--- GIVEN DATA ---
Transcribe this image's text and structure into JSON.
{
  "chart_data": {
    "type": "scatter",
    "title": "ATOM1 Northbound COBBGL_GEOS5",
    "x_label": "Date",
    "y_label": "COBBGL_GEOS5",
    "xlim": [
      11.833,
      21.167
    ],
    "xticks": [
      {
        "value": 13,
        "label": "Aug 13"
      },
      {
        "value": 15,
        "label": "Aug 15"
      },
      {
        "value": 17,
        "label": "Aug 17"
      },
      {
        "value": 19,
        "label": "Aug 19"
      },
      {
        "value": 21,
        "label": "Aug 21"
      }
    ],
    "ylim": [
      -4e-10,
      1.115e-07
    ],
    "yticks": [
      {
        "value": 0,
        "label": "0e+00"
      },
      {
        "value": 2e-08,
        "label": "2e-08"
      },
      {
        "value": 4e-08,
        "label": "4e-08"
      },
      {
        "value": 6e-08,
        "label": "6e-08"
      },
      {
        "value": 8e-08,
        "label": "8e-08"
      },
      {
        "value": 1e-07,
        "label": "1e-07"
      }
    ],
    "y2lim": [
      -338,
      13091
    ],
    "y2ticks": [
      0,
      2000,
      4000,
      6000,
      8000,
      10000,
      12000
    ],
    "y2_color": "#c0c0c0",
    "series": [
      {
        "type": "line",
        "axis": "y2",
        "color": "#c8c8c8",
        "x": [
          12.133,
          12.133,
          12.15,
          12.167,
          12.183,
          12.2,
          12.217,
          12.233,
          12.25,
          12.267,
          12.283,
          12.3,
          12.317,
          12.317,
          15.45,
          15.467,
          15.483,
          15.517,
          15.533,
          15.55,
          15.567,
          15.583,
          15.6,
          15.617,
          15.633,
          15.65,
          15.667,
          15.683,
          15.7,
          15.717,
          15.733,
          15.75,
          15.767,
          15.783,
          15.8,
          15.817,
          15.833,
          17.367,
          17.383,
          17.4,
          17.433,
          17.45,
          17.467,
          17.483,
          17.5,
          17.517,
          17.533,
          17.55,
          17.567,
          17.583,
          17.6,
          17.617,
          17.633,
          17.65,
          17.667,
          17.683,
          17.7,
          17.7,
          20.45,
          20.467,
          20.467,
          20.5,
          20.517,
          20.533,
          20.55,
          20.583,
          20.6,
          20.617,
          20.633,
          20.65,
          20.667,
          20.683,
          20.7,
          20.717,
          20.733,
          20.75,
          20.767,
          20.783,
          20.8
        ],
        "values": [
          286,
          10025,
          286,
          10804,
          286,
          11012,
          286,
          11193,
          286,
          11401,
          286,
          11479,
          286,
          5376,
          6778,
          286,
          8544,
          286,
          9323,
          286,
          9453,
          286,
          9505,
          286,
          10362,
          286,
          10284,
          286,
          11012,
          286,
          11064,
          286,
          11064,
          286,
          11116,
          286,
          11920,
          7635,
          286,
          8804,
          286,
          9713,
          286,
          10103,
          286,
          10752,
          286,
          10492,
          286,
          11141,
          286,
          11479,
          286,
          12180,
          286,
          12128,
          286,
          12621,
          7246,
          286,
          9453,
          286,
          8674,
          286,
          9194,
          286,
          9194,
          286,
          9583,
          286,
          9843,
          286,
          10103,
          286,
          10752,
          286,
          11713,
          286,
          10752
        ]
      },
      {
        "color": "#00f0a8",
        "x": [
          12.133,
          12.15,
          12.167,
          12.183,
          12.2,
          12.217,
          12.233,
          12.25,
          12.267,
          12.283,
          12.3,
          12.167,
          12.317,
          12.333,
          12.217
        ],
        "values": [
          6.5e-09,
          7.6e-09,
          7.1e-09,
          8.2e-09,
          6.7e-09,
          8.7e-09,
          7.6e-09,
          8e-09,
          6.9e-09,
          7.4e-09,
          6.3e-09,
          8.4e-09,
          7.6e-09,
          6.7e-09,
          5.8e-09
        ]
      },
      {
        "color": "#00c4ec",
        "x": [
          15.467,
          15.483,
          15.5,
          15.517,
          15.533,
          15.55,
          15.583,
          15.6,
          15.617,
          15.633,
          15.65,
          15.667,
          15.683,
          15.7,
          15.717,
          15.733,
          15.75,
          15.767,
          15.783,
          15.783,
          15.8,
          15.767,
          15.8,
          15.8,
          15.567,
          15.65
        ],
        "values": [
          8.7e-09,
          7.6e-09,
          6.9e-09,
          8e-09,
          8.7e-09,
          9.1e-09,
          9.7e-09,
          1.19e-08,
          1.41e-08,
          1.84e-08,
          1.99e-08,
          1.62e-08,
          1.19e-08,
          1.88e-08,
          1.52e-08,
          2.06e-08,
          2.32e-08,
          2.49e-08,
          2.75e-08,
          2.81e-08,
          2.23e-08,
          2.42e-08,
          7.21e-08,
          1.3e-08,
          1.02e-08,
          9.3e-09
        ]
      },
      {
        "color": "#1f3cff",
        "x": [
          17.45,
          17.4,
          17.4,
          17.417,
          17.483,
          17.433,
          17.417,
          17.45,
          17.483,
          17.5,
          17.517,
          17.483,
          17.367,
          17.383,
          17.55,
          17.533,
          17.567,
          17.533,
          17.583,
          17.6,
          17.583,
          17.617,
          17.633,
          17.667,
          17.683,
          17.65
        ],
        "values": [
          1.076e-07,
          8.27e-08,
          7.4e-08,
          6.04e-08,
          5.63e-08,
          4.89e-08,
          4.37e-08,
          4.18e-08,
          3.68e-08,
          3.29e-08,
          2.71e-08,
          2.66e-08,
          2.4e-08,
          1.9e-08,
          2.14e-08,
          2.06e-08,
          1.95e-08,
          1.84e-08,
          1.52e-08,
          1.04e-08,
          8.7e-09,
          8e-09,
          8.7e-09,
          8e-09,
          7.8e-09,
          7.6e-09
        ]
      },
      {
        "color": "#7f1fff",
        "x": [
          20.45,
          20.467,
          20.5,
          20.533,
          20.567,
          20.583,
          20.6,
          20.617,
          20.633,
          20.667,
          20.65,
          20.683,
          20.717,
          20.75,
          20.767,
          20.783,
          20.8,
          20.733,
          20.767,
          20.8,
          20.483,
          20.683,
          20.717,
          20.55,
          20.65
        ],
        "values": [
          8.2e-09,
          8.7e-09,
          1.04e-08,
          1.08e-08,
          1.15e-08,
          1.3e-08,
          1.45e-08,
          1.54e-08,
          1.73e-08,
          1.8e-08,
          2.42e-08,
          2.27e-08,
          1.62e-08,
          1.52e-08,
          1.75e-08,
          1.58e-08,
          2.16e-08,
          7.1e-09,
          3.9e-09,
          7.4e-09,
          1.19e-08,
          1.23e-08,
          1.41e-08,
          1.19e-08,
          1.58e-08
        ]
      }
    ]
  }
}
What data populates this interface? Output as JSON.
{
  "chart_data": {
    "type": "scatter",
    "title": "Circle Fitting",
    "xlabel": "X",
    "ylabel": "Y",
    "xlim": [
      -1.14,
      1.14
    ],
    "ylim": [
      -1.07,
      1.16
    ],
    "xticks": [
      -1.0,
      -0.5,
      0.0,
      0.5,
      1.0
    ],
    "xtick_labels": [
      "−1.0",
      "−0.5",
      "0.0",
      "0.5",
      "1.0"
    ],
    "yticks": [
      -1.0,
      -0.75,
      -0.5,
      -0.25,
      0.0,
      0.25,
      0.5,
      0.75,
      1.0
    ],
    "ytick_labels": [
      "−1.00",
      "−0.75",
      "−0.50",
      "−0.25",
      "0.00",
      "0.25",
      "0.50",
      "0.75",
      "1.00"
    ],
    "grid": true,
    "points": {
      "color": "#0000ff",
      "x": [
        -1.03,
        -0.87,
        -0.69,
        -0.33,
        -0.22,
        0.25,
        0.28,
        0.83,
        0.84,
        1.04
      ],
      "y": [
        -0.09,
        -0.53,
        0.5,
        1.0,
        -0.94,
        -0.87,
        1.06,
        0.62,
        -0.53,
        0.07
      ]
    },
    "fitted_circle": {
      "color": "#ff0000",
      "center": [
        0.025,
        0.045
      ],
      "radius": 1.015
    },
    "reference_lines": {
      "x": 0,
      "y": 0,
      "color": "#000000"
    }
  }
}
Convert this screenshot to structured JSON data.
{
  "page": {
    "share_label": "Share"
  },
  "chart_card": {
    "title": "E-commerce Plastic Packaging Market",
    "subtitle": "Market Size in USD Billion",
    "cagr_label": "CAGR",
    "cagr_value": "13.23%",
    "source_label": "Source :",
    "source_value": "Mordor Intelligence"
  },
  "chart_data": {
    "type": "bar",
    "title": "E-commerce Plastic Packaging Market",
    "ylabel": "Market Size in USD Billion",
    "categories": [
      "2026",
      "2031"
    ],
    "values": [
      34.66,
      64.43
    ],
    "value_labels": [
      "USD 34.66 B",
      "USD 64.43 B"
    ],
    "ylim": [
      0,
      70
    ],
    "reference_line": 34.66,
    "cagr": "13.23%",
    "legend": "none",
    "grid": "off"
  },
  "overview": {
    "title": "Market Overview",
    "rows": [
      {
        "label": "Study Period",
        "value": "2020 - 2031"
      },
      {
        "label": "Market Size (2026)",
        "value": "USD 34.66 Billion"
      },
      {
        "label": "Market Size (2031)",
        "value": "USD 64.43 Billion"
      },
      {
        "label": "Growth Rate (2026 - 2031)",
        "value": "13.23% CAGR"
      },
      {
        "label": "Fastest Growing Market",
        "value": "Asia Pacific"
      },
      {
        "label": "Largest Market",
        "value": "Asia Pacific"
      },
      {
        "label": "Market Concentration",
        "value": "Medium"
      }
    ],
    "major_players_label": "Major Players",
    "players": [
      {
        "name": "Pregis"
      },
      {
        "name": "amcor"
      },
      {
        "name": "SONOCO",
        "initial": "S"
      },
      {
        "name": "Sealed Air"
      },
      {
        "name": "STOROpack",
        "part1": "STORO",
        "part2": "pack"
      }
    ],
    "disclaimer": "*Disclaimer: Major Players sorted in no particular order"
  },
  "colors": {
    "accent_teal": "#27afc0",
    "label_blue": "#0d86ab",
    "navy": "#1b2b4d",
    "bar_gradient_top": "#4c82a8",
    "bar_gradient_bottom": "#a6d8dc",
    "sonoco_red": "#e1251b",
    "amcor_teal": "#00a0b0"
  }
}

--- TASK STATEMENT ---
Where a line holds the string "Size", copy that line.

--- CORRECT RESPONSE ---
    "subtitle": "Market Size in USD Billion",
    "ylabel": "Market Size in USD Billion",
        "label": "Market Size (2026)",
        "label": "Market Size (2031)",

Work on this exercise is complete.